▸ **What you are asked to do**
Give a verbatim repeat of the lines that run from the line containing "What text is on this page?" to the end of the data below.

▸ **Record set**
• • • •

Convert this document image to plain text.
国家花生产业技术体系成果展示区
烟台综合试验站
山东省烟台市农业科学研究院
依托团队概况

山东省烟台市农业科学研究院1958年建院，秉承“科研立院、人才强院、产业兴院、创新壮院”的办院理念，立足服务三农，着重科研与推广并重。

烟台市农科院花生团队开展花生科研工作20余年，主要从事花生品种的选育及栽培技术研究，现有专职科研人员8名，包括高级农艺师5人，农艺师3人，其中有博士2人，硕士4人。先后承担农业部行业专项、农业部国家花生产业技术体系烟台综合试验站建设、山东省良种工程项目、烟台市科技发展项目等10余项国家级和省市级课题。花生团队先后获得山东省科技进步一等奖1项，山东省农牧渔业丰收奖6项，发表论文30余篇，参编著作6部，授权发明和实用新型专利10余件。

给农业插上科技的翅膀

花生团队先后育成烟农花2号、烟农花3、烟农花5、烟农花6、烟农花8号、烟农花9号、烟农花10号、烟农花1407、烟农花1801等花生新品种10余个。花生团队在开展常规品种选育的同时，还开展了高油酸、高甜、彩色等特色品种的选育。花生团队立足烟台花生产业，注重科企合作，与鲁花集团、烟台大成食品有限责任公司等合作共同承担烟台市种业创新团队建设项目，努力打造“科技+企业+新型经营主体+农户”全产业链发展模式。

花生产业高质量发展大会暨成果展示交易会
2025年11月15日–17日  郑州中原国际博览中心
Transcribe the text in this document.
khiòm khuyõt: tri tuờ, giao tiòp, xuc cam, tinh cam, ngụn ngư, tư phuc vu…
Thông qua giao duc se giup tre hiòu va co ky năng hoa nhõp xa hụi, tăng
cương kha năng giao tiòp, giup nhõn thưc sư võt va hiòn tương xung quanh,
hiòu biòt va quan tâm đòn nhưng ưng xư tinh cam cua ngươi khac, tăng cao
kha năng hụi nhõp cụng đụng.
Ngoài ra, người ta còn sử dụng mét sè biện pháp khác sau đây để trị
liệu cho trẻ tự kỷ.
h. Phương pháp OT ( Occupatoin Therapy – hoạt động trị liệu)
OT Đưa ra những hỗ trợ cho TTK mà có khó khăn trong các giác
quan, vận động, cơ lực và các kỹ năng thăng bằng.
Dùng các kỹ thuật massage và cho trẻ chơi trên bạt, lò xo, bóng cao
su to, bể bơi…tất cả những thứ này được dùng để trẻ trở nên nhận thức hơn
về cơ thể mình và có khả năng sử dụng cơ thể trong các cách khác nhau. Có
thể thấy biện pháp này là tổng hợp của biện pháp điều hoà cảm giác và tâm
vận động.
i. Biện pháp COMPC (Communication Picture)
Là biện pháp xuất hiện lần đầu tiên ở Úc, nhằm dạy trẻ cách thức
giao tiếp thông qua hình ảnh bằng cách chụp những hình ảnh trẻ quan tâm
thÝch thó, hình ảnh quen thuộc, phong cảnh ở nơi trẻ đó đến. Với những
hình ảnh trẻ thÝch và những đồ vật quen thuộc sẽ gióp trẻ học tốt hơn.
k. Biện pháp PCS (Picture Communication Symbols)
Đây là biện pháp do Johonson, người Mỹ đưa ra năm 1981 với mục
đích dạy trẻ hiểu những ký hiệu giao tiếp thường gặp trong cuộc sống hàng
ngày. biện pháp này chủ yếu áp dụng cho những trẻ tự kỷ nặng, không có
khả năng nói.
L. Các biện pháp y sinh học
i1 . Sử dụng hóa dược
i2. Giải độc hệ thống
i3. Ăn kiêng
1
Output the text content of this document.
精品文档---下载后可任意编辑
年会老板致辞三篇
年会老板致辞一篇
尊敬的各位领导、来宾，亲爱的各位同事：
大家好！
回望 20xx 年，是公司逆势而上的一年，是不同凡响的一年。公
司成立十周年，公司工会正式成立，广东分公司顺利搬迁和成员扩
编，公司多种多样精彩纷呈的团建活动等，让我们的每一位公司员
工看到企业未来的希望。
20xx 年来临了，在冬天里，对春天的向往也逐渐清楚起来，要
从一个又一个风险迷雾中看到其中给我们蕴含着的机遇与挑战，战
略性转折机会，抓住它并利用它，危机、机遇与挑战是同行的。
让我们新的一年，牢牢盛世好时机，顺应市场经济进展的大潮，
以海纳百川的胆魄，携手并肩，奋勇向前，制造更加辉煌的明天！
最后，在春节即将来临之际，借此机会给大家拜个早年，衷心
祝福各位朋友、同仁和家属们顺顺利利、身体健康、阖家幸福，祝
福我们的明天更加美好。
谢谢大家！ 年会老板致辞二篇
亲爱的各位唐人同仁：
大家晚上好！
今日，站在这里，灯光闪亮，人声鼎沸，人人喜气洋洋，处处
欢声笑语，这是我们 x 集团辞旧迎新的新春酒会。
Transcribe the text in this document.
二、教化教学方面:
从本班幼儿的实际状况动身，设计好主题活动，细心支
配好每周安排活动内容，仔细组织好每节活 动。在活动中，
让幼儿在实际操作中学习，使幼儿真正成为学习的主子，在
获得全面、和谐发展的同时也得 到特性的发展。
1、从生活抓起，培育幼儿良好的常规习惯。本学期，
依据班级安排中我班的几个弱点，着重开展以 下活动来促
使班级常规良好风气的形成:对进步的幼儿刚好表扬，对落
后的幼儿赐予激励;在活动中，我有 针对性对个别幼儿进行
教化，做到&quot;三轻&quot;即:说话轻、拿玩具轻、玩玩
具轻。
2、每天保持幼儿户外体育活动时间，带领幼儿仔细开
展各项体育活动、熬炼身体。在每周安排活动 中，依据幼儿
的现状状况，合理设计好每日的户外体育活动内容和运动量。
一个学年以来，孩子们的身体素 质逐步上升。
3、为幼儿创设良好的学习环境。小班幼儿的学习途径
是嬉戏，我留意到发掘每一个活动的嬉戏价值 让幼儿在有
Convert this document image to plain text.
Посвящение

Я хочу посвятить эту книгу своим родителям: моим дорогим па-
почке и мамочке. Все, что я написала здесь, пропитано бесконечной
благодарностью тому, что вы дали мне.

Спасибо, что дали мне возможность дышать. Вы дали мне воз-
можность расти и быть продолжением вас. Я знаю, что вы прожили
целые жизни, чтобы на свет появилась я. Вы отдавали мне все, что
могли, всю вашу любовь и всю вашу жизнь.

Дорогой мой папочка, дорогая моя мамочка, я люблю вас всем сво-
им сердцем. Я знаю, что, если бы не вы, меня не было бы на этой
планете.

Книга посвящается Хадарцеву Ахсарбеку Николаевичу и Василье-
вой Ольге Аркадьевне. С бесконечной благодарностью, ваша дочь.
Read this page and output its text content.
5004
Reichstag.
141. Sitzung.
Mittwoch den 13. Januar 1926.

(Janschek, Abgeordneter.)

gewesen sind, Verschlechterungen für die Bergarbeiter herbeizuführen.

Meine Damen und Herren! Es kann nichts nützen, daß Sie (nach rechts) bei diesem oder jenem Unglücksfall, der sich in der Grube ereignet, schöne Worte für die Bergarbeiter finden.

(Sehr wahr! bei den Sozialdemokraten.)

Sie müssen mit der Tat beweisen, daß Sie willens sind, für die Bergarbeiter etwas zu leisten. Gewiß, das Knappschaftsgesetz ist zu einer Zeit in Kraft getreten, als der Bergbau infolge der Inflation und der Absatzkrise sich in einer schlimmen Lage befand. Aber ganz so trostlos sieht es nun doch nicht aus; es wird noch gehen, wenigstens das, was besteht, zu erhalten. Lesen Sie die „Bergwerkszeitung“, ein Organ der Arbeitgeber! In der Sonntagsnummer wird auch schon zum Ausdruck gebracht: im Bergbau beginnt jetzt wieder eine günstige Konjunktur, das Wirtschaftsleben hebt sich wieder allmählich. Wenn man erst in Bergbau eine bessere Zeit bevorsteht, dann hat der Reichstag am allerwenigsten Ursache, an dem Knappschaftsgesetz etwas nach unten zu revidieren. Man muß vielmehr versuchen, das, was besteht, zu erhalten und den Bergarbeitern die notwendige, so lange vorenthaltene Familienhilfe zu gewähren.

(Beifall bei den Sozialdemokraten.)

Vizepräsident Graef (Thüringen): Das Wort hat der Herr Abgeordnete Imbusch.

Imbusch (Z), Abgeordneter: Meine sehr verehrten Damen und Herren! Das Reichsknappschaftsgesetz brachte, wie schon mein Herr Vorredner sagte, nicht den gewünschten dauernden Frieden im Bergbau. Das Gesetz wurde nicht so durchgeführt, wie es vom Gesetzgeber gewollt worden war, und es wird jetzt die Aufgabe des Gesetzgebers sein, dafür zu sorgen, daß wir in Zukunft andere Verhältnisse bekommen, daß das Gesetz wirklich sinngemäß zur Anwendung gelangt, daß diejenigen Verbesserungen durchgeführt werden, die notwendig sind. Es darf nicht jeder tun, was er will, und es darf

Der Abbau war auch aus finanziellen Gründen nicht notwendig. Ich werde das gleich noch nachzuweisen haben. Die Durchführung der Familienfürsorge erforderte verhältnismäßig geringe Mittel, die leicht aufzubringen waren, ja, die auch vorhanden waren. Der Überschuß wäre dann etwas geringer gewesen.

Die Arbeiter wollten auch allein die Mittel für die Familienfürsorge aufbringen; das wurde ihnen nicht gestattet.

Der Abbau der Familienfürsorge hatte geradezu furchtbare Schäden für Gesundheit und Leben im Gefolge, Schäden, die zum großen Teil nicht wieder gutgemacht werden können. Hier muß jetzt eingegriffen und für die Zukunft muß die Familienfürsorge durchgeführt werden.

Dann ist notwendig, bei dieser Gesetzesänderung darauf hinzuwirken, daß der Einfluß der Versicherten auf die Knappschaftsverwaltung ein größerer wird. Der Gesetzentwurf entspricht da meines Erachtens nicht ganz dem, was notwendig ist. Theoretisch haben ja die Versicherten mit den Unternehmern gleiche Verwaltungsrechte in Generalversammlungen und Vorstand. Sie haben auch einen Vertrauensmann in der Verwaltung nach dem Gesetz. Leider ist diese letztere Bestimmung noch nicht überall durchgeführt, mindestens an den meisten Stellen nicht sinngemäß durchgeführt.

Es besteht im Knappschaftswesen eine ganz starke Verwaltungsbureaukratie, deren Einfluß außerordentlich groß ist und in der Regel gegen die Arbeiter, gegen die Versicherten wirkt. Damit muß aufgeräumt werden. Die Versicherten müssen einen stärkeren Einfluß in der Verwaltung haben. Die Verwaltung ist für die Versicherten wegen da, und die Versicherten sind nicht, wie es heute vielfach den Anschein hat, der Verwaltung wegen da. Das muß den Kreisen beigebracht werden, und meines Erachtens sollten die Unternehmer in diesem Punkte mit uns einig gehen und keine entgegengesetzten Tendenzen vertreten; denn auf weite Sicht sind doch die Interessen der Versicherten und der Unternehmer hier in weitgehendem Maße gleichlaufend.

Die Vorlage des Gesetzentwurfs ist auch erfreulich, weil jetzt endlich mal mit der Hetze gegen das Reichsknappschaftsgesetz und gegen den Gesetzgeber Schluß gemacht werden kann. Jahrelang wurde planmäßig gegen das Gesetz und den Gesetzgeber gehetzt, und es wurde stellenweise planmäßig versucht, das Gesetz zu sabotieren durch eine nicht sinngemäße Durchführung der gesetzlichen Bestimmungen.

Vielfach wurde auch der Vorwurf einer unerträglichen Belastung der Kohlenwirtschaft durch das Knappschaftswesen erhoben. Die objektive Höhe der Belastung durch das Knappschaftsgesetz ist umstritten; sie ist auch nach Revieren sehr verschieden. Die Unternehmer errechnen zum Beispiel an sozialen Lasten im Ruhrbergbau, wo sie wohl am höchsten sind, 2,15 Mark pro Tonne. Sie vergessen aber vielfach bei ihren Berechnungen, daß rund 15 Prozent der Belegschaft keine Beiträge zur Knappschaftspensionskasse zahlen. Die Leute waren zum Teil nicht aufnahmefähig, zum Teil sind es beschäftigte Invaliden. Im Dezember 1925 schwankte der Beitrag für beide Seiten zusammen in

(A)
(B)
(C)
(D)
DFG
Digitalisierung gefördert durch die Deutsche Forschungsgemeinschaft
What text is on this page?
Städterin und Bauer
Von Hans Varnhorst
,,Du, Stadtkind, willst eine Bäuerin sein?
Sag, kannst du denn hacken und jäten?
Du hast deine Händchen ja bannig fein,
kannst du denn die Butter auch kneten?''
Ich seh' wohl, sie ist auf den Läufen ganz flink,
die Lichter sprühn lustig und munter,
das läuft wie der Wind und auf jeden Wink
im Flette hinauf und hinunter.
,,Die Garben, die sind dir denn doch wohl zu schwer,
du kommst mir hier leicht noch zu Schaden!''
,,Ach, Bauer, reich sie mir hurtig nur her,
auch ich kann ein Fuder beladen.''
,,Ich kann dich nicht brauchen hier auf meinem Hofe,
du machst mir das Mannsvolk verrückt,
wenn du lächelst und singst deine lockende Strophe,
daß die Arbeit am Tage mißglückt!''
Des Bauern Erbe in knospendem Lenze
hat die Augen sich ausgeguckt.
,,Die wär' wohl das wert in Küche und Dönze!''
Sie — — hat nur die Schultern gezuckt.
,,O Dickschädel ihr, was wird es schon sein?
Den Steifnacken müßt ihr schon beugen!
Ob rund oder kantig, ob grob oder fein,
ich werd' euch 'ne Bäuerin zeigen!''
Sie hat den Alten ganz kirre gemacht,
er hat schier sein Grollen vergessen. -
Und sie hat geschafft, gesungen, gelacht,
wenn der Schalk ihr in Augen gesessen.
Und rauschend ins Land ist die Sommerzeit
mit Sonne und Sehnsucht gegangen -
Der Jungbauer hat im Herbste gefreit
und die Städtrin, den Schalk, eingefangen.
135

• • • •

▸ **Completed task**
What text is on this page?
Städterin und Bauer
Von Hans Varnhorst
,,Du, Stadtkind, willst eine Bäuerin sein?
Sag, kannst du denn hacken und jäten?
Du hast deine Händchen ja bannig fein,
kannst du denn die Butter auch kneten?''
Ich seh' wohl, sie ist auf den Läufen ganz flink,
die Lichter sprühn lustig und munter,
das läuft wie der Wind und auf jeden Wink
im Flette hinauf und hinunter.
,,Die Garben, die sind dir denn doch wohl zu schwer,
du kommst mir hier leicht noch zu Schaden!''
,,Ach, Bauer, reich sie mir hurtig nur her,
auch ich kann ein Fuder beladen.''
,,Ich kann dich nicht brauchen hier auf meinem Hofe,
du machst mir das Mannsvolk verrückt,
wenn du lächelst und singst deine lockende Strophe,
daß die Arbeit am Tage mißglückt!''
Des Bauern Erbe in knospendem Lenze
hat die Augen sich ausgeguckt.
,,Die wär' wohl das wert in Küche und Dönze!''
Sie — — hat nur die Schultern gezuckt.
,,O Dickschädel ihr, was wird es schon sein?
Den Steifnacken müßt ihr schon beugen!
Ob rund oder kantig, ob grob oder fein,
ich werd' euch 'ne Bäuerin zeigen!''
Sie hat den Alten ganz kirre gemacht,
er hat schier sein Grollen vergessen. -
Und sie hat geschafft, gesungen, gelacht,
wenn der Schalk ihr in Augen gesessen.
Und rauschend ins Land ist die Sommerzeit
mit Sonne und Sehnsucht gegangen -
Der Jungbauer hat im Herbste gefreit
und die Städtrin, den Schalk, eingefangen.
135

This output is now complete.